- [WHAT IS BEING ASKED]
Tally the lines containing "Crown" and report the number alone.

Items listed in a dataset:
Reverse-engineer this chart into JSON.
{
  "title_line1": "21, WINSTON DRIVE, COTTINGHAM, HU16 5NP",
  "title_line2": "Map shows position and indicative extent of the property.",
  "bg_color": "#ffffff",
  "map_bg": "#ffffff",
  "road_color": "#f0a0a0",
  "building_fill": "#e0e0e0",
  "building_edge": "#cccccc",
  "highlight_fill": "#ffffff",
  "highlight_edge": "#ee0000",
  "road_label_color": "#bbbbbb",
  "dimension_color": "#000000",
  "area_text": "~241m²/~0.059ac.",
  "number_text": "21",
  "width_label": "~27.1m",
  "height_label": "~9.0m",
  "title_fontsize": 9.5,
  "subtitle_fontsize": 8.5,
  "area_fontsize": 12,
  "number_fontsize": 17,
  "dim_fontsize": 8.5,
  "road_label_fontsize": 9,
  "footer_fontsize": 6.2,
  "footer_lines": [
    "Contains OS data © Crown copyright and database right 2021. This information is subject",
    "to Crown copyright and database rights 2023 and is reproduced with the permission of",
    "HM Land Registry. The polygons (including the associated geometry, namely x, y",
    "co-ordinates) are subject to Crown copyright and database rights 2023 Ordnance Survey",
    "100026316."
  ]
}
* * *
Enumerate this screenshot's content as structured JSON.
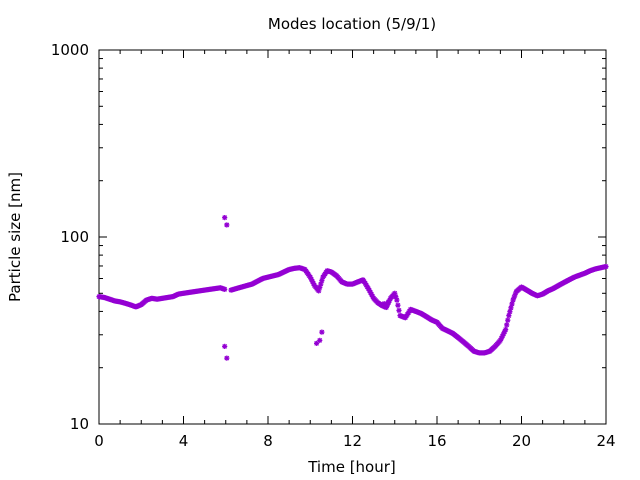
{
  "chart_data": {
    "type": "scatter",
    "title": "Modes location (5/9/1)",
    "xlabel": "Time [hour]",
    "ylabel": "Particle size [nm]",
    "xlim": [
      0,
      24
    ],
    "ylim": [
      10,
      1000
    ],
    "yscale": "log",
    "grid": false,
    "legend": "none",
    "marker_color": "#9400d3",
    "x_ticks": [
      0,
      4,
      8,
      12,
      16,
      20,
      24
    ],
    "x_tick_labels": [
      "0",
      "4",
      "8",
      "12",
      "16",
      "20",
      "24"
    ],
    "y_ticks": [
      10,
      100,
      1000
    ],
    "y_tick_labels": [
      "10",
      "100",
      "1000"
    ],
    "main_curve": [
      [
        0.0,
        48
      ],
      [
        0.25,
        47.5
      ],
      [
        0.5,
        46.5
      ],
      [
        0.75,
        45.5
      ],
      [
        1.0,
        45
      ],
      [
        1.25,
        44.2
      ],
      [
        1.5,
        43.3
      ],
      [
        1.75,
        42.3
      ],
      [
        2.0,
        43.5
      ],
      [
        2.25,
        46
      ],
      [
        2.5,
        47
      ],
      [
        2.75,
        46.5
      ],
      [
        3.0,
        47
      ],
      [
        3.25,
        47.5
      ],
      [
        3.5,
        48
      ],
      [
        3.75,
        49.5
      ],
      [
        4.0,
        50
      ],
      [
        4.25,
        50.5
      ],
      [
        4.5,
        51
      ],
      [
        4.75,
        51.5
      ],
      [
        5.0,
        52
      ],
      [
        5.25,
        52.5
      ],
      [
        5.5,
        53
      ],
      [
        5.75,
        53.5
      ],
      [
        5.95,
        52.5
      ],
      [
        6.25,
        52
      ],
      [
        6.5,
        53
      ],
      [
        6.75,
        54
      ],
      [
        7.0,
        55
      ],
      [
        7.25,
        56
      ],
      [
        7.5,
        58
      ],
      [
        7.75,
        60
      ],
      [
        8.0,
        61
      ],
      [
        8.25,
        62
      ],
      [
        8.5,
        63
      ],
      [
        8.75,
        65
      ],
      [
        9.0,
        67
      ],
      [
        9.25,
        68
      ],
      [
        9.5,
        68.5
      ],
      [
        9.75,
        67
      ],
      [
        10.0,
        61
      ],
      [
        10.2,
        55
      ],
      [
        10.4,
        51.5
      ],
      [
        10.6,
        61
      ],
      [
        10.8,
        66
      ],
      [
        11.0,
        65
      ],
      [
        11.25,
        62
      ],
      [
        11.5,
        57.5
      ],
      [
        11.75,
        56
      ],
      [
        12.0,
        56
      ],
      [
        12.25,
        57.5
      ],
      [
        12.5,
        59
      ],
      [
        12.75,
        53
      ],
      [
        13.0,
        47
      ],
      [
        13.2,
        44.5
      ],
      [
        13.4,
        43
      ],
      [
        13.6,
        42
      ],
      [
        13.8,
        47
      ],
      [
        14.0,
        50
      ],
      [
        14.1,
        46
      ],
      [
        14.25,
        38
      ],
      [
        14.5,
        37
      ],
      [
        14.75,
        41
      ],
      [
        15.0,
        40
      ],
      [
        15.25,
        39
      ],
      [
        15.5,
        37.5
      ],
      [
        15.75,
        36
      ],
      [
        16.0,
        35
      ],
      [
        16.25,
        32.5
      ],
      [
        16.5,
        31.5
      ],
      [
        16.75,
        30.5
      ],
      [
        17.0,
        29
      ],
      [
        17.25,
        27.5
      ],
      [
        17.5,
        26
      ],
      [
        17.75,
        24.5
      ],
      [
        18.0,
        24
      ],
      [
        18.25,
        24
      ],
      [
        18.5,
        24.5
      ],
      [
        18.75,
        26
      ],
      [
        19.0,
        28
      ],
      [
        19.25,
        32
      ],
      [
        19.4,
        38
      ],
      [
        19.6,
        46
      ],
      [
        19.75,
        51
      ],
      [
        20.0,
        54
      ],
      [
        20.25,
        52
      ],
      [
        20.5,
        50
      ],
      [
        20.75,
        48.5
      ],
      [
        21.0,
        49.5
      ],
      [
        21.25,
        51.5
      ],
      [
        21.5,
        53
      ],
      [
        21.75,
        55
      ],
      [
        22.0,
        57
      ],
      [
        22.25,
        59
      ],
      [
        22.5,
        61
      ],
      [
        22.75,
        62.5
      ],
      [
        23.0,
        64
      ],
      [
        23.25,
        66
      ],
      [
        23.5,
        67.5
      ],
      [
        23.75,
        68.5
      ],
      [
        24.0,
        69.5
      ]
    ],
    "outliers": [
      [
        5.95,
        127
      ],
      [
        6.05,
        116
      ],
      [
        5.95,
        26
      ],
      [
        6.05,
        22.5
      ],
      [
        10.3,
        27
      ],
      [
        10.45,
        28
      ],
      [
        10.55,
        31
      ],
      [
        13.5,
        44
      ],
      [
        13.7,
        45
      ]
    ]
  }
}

- [ANSWER FOR THE TASK]
3